_EXCERPTED RECORDS_
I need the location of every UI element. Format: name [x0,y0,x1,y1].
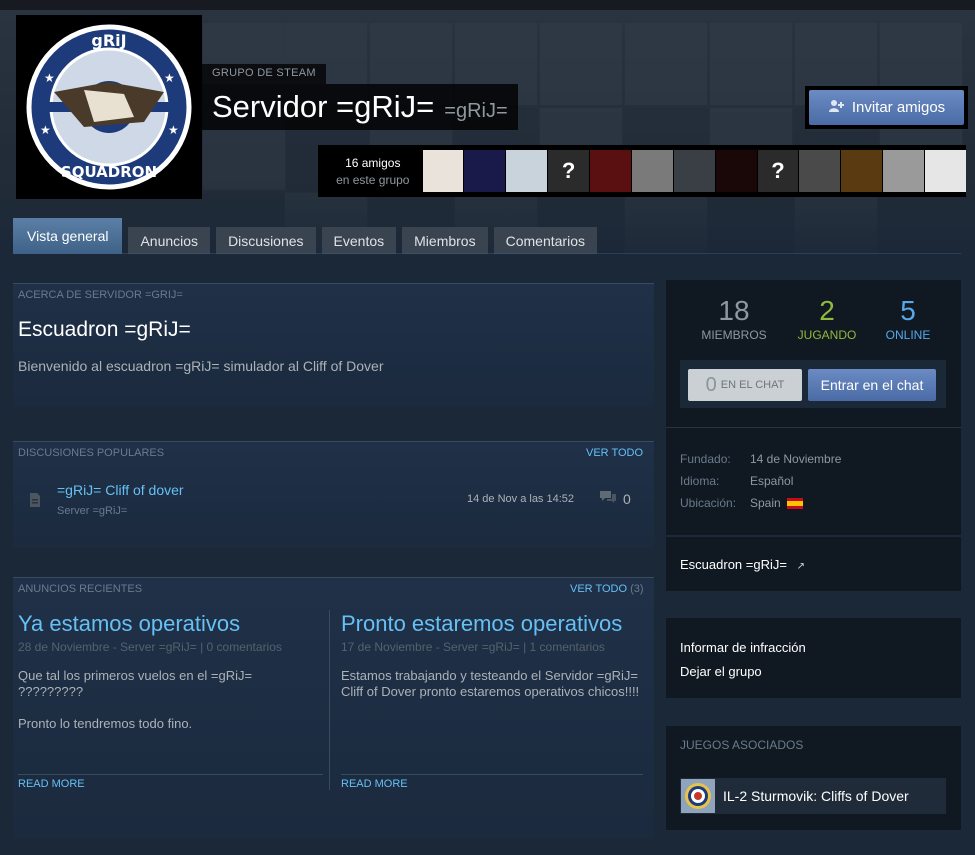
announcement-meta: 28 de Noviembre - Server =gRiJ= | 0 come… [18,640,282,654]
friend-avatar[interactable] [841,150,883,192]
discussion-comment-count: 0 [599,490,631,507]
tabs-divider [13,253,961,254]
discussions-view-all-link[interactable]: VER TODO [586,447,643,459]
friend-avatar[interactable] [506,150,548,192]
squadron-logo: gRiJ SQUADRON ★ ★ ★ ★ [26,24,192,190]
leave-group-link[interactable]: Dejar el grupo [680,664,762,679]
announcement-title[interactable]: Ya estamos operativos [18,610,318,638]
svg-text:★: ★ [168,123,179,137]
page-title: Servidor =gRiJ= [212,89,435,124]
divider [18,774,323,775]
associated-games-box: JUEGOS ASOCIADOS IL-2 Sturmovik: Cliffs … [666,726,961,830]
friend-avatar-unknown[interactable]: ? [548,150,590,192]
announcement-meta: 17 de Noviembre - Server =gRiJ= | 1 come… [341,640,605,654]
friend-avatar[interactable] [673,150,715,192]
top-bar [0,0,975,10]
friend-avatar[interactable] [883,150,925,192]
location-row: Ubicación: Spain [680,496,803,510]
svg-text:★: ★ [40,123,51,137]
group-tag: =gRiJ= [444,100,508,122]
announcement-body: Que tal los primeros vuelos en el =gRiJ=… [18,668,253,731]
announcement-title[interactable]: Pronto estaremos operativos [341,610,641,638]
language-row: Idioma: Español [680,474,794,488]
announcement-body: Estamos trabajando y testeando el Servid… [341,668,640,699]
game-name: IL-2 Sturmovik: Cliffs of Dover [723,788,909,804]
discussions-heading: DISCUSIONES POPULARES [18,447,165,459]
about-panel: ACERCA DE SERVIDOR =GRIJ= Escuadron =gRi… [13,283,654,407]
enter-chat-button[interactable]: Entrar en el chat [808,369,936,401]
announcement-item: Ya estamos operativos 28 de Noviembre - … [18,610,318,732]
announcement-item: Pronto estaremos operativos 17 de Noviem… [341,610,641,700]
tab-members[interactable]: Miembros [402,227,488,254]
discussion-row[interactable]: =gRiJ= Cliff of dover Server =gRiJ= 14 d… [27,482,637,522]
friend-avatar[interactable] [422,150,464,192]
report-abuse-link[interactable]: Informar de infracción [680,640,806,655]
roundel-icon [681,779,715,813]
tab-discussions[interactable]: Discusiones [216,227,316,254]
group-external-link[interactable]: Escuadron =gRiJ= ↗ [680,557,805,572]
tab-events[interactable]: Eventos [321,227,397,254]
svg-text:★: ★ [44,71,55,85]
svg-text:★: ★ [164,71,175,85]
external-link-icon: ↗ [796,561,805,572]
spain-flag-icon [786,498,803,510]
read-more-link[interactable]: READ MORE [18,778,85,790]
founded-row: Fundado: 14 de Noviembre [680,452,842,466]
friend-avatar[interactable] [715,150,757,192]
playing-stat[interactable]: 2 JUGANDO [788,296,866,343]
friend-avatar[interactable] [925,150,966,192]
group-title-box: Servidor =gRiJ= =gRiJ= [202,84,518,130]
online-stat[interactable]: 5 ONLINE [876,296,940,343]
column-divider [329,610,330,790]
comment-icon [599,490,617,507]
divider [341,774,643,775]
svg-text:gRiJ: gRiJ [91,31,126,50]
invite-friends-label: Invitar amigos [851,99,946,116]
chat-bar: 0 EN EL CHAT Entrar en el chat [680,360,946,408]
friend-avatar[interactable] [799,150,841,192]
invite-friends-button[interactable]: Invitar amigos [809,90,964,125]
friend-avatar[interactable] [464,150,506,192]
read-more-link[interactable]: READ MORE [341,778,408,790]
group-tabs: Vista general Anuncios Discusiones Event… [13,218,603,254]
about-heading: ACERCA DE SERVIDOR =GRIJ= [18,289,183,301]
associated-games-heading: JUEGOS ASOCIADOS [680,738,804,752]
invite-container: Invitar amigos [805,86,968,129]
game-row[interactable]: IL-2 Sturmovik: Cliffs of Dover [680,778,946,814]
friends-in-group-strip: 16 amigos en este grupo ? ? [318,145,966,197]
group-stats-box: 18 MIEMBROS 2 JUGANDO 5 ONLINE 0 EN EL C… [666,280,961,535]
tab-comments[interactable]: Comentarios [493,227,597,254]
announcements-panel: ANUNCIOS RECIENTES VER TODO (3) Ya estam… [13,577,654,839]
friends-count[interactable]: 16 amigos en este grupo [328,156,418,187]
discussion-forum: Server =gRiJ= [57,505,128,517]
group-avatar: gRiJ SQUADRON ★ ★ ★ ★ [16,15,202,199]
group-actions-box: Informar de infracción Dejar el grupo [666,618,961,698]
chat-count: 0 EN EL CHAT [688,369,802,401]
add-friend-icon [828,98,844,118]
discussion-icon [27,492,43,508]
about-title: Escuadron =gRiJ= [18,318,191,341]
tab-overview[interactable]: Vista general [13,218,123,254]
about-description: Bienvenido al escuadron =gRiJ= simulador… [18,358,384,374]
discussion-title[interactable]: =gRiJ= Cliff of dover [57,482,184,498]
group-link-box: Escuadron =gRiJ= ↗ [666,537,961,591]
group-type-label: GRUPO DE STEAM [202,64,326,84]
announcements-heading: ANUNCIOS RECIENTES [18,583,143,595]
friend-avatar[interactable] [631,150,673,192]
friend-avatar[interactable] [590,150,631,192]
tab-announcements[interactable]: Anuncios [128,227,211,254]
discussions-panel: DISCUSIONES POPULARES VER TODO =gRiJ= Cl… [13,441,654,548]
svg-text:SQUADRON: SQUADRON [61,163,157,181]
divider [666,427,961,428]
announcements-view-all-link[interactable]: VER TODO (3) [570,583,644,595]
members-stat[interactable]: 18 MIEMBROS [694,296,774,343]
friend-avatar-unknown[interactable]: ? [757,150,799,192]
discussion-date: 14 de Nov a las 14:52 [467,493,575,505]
---
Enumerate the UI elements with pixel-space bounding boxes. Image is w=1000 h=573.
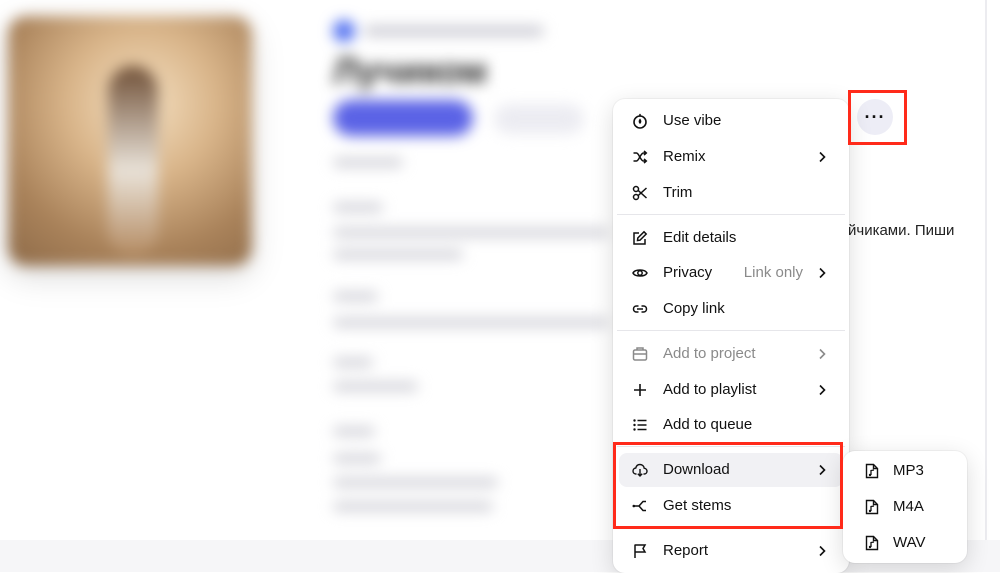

_WHAT THE EXERCISE ASKS_
Transcribe the stretch from the line containing "I need the location" through the line containing "announcement-item: Ya estamos" exactly, without the pictures.

_RESULT FOR THIS TASK_
I need the location of every UI element. Format: name [x0,y0,x1,y1].
announcement-meta: 28 de Noviembre - Server =gRiJ= | 0 come… [18,640,282,654]
friend-avatar[interactable] [841,150,883,192]
discussion-comment-count: 0 [599,490,631,507]
tabs-divider [13,253,961,254]
discussions-view-all-link[interactable]: VER TODO [586,447,643,459]
friend-avatar[interactable] [506,150,548,192]
squadron-logo: gRiJ SQUADRON ★ ★ ★ ★ [26,24,192,190]
leave-group-link[interactable]: Dejar el grupo [680,664,762,679]
announcement-title[interactable]: Ya estamos operativos [18,610,318,638]
svg-text:★: ★ [168,123,179,137]
page-title: Servidor =gRiJ= [212,89,435,124]
divider [18,774,323,775]
associated-games-box: JUEGOS ASOCIADOS IL-2 Sturmovik: Cliffs … [666,726,961,830]
friend-avatar-unknown[interactable]: ? [548,150,590,192]
announcement-meta: 17 de Noviembre - Server =gRiJ= | 1 come… [341,640,605,654]
friend-avatar[interactable] [673,150,715,192]
top-bar [0,0,975,10]
friend-avatar[interactable] [883,150,925,192]
location-row: Ubicación: Spain [680,496,803,510]
svg-text:★: ★ [40,123,51,137]
group-tag: =gRiJ= [444,100,508,122]
announcement-body: Que tal los primeros vuelos en el =gRiJ=… [18,668,253,731]
announcement-title[interactable]: Pronto estaremos operativos [341,610,641,638]
language-row: Idioma: Español [680,474,794,488]
announcement-body: Estamos trabajando y testeando el Servid… [341,668,640,699]
game-name: IL-2 Sturmovik: Cliffs of Dover [723,788,909,804]
discussions-heading: DISCUSIONES POPULARES [18,447,165,459]
about-panel: ACERCA DE SERVIDOR =GRIJ= Escuadron =gRi… [13,283,654,407]
enter-chat-button[interactable]: Entrar en el chat [808,369,936,401]
announcement-item: Ya estamos operativos 28 de Noviembre - … [18,610,318,732]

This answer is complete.